- _Data excerpts_
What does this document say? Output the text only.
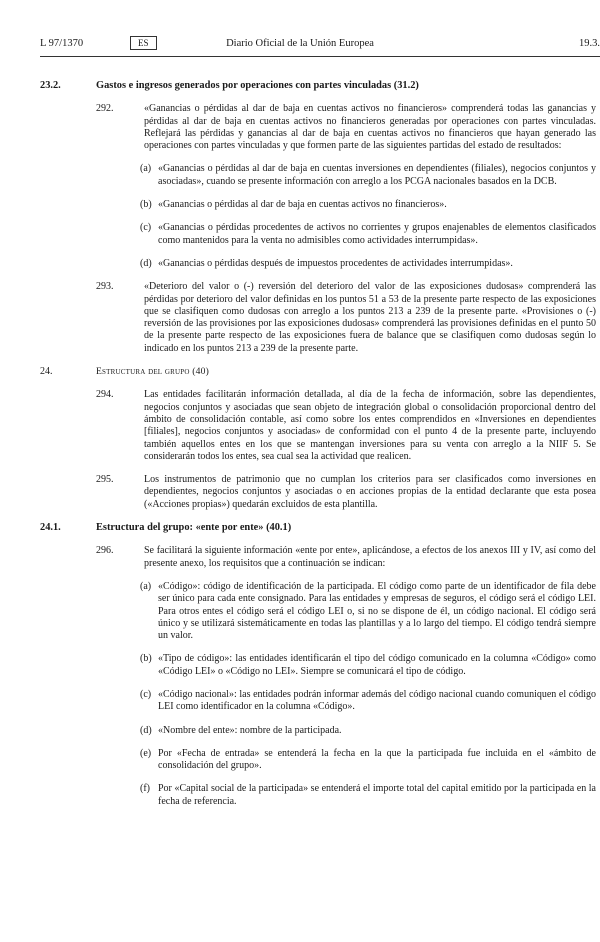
L 97/1370	ES	Diario Oficial de la Unión Europea	19.3.
23.2.	Gastos e ingresos generados por operaciones con partes vinculadas (31.2)
292.	«Ganancias o pérdidas al dar de baja en cuentas activos no financieros» comprenderá todas las ganancias y pérdidas al dar de baja en cuentas activos no financieros generadas por operaciones con partes vinculadas. Reflejará las pérdidas y ganancias al dar de baja en cuentas activos no financieros que hayan generado las operaciones con partes vinculadas y que formen parte de las siguientes partidas del estado de resultados:
(a) «Ganancias o pérdidas al dar de baja en cuentas inversiones en dependientes (filiales), negocios conjuntos y asociadas», cuando se presente información con arreglo a los PCGA nacionales basados en la DCB.
(b) «Ganancias o pérdidas al dar de baja en cuentas activos no financieros».
(c) «Ganancias o pérdidas procedentes de activos no corrientes y grupos enajenables de elementos clasificados como mantenidos para la venta no admisibles como actividades interrumpidas».
(d) «Ganancias o pérdidas después de impuestos procedentes de actividades interrumpidas».
293.	«Deterioro del valor o (-) reversión del deterioro del valor de las exposiciones dudosas» comprenderá las pérdidas por deterioro del valor definidas en los puntos 51 a 53 de la presente parte respecto de las exposiciones que se clasifiquen como dudosas con arreglo a los puntos 213 a 239 de la presente parte. «Provisiones o (-) reversión de las provisiones por las exposiciones dudosas» comprenderá las provisiones definidas en el punto 50 de la presente parte respecto de las exposiciones fuera de balance que se clasifiquen como dudosas según lo indicado en los puntos 213 a 239 de la presente parte.
24.	Estructura del grupo (40)
294.	Las entidades facilitarán información detallada, al día de la fecha de información, sobre las dependientes, negocios conjuntos y asociadas que sean objeto de integración global o consolidación proporcional dentro del ámbito de consolidación contable, así como sobre los entes comprendidos en «Inversiones en dependientes [filiales], negocios conjuntos y asociadas» de conformidad con el punto 4 de la presente parte, incluyendo también aquellos entes en los que se mantengan inversiones para su venta con arreglo a la NIIF 5. Se considerarán todos los entes, sea cual sea la actividad que realicen.
295.	Los instrumentos de patrimonio que no cumplan los criterios para ser clasificados como inversiones en dependientes, negocios conjuntos y asociadas o en acciones propias de la entidad declarante que esta posea («Acciones propias») quedarán excluidos de esta plantilla.
24.1.	Estructura del grupo: «ente por ente» (40.1)
296.	Se facilitará la siguiente información «ente por ente», aplicándose, a efectos de los anexos III y IV, así como del presente anexo, los requisitos que a continuación se indican:
(a) «Código»: código de identificación de la participada. El código como parte de un identificador de fila debe ser único para cada ente consignado. Para las entidades y empresas de seguros, el código será el código LEI. Para otros entes el código será el código LEI o, si no se dispone de él, un código nacional. El código será único y se utilizará sistemáticamente en todas las plantillas y a lo largo del tiempo. El código tendrá siempre un valor.
(b) «Tipo de código»: las entidades identificarán el tipo del código comunicado en la columna «Código» como «Código LEI» o «Código no LEI». Siempre se comunicará el tipo de código.
(c) «Código nacional»: las entidades podrán informar además del código nacional cuando comuniquen el código LEI como identificador en la columna «Código».
(d) «Nombre del ente»: nombre de la participada.
(e) Por «Fecha de entrada» se entenderá la fecha en la que la participada fue incluida en el «ámbito de consolidación del grupo».
(f) Por «Capital social de la participada» se entenderá el importe total del capital emitido por la participada en la fecha de referencia.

- _EXERCISE AIM_
Without the pictures, return the entries exactly as they appear.

- _PROBLEM SOLUTION_
What does this document say? Output the text only.
L 97/1370	ES	Diario Oficial de la Unión Europea	19.3.
23.2.	Gastos e ingresos generados por operaciones con partes vinculadas (31.2)
292.	«Ganancias o pérdidas al dar de baja en cuentas activos no financieros» comprenderá todas las ganancias y pérdidas al dar de baja en cuentas activos no financieros generadas por operaciones con partes vinculadas. Reflejará las pérdidas y ganancias al dar de baja en cuentas activos no financieros que hayan generado las operaciones con partes vinculadas y que formen parte de las siguientes partidas del estado de resultados:
(a) «Ganancias o pérdidas al dar de baja en cuentas inversiones en dependientes (filiales), negocios conjuntos y asociadas», cuando se presente información con arreglo a los PCGA nacionales basados en la DCB.
(b) «Ganancias o pérdidas al dar de baja en cuentas activos no financieros».
(c) «Ganancias o pérdidas procedentes de activos no corrientes y grupos enajenables de elementos clasificados como mantenidos para la venta no admisibles como actividades interrumpidas».
(d) «Ganancias o pérdidas después de impuestos procedentes de actividades interrumpidas».
293.	«Deterioro del valor o (-) reversión del deterioro del valor de las exposiciones dudosas» comprenderá las pérdidas por deterioro del valor definidas en los puntos 51 a 53 de la presente parte respecto de las exposiciones que se clasifiquen como dudosas con arreglo a los puntos 213 a 239 de la presente parte. «Provisiones o (-) reversión de las provisiones por las exposiciones dudosas» comprenderá las provisiones definidas en el punto 50 de la presente parte respecto de las exposiciones fuera de balance que se clasifiquen como dudosas según lo indicado en los puntos 213 a 239 de la presente parte.
24.	Estructura del grupo (40)
294.	Las entidades facilitarán información detallada, al día de la fecha de información, sobre las dependientes, negocios conjuntos y asociadas que sean objeto de integración global o consolidación proporcional dentro del ámbito de consolidación contable, así como sobre los entes comprendidos en «Inversiones en dependientes [filiales], negocios conjuntos y asociadas» de conformidad con el punto 4 de la presente parte, incluyendo también aquellos entes en los que se mantengan inversiones para su venta con arreglo a la NIIF 5. Se considerarán todos los entes, sea cual sea la actividad que realicen.
295.	Los instrumentos de patrimonio que no cumplan los criterios para ser clasificados como inversiones en dependientes, negocios conjuntos y asociadas o en acciones propias de la entidad declarante que esta posea («Acciones propias») quedarán excluidos de esta plantilla.
24.1.	Estructura del grupo: «ente por ente» (40.1)
296.	Se facilitará la siguiente información «ente por ente», aplicándose, a efectos de los anexos III y IV, así como del presente anexo, los requisitos que a continuación se indican:
(a) «Código»: código de identificación de la participada. El código como parte de un identificador de fila debe ser único para cada ente consignado. Para las entidades y empresas de seguros, el código será el código LEI. Para otros entes el código será el código LEI o, si no se dispone de él, un código nacional. El código será único y se utilizará sistemáticamente en todas las plantillas y a lo largo del tiempo. El código tendrá siempre un valor.
(b) «Tipo de código»: las entidades identificarán el tipo del código comunicado en la columna «Código» como «Código LEI» o «Código no LEI». Siempre se comunicará el tipo de código.
(c) «Código nacional»: las entidades podrán informar además del código nacional cuando comuniquen el código LEI como identificador en la columna «Código».
(d) «Nombre del ente»: nombre de la participada.
(e) Por «Fecha de entrada» se entenderá la fecha en la que la participada fue incluida en el «ámbito de consolidación del grupo».
(f) Por «Capital social de la participada» se entenderá el importe total del capital emitido por la participada en la fecha de referencia.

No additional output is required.